Show every line in the entries below where the word "pueden" appears.

**Records provided**
——————

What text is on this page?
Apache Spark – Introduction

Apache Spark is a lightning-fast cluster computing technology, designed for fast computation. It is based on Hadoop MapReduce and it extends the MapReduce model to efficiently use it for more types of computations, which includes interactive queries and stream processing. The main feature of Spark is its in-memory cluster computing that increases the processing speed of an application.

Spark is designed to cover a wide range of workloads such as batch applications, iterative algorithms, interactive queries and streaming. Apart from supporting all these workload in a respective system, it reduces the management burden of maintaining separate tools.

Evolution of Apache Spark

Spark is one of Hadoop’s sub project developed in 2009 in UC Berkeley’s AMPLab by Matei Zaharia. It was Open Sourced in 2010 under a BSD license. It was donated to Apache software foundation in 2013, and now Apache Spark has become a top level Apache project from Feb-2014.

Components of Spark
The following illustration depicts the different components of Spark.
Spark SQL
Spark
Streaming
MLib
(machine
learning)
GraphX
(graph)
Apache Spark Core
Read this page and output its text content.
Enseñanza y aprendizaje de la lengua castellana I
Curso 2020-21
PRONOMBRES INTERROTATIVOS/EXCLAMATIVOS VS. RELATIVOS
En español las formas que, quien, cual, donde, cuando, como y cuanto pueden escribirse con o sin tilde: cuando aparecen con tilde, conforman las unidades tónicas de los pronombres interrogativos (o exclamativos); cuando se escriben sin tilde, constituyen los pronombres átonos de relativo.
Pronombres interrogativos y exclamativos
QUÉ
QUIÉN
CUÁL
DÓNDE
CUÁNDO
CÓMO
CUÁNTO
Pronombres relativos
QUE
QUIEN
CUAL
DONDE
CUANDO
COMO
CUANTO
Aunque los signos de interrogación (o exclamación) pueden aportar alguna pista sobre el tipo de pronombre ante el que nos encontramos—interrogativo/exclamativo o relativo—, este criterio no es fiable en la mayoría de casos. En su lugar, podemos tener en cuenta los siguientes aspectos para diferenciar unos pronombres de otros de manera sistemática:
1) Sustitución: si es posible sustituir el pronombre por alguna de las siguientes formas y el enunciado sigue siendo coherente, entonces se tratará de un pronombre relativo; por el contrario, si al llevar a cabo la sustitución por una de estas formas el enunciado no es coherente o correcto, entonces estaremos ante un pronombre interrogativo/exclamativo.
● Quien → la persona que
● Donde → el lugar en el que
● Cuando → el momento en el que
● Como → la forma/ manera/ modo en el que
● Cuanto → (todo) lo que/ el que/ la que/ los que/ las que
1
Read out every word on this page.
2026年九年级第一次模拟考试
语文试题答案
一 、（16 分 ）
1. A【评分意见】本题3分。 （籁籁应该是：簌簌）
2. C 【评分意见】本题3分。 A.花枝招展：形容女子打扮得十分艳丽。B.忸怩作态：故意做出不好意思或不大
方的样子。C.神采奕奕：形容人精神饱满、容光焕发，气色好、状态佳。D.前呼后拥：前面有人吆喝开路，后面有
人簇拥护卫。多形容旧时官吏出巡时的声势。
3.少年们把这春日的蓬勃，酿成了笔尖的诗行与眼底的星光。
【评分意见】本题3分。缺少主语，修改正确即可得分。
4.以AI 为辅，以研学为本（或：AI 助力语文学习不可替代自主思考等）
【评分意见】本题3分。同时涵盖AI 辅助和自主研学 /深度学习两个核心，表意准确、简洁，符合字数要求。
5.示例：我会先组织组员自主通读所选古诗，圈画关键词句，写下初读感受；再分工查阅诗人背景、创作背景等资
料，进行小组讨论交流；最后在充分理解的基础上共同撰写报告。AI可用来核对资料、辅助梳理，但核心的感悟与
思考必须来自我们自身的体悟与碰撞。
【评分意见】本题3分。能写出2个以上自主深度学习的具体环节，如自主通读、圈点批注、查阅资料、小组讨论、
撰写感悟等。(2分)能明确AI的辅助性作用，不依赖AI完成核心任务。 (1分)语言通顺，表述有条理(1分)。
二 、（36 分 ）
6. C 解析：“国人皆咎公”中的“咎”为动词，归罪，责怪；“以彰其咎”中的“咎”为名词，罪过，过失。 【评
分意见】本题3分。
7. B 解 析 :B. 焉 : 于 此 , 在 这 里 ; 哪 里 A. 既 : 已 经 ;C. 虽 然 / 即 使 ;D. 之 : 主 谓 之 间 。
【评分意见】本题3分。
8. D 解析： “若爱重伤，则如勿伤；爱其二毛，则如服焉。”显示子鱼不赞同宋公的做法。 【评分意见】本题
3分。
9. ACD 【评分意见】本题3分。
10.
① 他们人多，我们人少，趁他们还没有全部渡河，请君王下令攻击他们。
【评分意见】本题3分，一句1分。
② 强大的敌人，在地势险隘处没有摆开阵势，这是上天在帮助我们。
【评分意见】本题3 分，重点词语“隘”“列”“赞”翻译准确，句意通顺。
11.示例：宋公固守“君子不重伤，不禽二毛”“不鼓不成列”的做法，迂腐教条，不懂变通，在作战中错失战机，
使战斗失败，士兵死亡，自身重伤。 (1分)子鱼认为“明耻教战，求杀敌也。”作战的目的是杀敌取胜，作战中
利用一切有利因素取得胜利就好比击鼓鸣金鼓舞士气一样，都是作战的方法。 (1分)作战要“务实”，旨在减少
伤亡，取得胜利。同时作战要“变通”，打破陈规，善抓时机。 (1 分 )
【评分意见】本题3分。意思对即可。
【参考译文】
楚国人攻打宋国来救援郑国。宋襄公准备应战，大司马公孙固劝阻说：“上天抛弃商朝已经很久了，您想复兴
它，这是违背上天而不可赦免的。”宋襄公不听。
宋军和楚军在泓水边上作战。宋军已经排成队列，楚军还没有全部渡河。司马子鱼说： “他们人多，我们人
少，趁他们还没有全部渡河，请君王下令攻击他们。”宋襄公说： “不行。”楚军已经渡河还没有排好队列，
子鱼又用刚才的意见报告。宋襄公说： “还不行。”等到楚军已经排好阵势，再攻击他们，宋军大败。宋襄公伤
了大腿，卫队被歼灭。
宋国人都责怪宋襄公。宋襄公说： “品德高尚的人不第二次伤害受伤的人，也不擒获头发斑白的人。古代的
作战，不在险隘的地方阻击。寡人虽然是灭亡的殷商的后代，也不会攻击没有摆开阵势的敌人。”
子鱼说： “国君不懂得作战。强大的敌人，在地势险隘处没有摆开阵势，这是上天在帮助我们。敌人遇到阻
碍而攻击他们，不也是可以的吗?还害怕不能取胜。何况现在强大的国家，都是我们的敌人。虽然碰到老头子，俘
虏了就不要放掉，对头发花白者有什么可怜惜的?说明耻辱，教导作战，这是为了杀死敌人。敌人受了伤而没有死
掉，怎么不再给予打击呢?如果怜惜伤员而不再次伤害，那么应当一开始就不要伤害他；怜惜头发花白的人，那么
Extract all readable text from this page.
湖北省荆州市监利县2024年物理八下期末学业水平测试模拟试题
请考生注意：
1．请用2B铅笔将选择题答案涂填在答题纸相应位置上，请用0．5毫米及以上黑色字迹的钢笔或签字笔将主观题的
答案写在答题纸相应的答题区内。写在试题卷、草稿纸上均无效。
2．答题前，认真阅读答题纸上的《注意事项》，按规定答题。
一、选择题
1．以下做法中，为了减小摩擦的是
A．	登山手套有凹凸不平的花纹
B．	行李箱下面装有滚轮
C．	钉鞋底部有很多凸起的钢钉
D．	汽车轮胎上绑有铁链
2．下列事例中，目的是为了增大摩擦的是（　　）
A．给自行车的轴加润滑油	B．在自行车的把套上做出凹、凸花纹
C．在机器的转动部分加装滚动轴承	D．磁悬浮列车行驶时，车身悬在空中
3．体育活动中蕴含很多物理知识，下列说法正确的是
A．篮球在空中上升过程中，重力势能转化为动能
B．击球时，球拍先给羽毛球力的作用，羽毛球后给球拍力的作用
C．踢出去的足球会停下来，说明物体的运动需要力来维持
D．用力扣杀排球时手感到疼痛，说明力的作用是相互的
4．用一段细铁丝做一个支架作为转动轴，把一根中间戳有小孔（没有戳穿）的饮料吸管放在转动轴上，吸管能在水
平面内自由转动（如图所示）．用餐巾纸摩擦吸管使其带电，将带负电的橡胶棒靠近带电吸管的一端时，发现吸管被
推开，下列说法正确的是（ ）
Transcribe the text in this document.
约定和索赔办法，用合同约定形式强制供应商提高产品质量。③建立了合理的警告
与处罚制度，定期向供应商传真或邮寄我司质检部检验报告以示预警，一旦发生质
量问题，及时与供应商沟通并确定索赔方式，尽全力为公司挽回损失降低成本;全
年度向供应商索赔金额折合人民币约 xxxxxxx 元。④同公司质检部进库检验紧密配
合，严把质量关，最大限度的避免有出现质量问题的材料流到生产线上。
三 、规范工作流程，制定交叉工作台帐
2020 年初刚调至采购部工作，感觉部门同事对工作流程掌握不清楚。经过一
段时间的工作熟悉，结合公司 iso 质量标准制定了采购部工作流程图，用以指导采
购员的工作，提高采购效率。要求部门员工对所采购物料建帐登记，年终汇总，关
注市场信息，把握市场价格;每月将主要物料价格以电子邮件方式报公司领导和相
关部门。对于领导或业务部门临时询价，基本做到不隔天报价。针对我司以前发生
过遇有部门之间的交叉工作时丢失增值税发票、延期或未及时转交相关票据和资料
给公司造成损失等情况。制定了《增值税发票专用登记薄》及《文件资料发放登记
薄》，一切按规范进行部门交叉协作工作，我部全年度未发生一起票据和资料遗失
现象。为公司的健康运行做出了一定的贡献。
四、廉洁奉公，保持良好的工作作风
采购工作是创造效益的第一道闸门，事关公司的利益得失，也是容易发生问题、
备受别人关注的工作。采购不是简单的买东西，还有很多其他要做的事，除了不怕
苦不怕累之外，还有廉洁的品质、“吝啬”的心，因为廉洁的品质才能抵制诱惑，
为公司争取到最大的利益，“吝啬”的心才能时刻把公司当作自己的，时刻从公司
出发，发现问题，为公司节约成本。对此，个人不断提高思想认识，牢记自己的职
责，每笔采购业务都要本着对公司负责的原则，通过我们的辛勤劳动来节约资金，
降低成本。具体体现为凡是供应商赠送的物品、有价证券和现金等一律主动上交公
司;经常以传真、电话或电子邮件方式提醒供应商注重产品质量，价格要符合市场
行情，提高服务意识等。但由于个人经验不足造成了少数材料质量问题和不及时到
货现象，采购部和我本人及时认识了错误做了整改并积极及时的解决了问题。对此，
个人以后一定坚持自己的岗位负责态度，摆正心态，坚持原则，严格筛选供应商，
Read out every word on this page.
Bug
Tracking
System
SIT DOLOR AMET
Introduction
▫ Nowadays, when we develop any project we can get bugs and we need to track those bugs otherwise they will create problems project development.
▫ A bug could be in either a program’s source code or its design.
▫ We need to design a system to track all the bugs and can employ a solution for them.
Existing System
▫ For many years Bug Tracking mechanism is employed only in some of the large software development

——————

**Task answer**
En español las formas que, quien, cual, donde, cuando, como y cuanto pueden escribirse con o sin tilde: cuando aparecen con tilde, conforman las unidades tónicas de los pronombres interrogativos (o exclamativos); cuando se escriben sin tilde, constituyen los pronombres átonos de relativo.
Aunque los signos de interrogación (o exclamación) pueden aportar alguna pista sobre el tipo de pronombre ante el que nos encontramos—interrogativo/exclamativo o relativo—, este criterio no es fiable en la mayoría de casos. En su lugar, podemos tener en cuenta los siguientes aspectos para diferenciar unos pronombres de otros de manera sistemática:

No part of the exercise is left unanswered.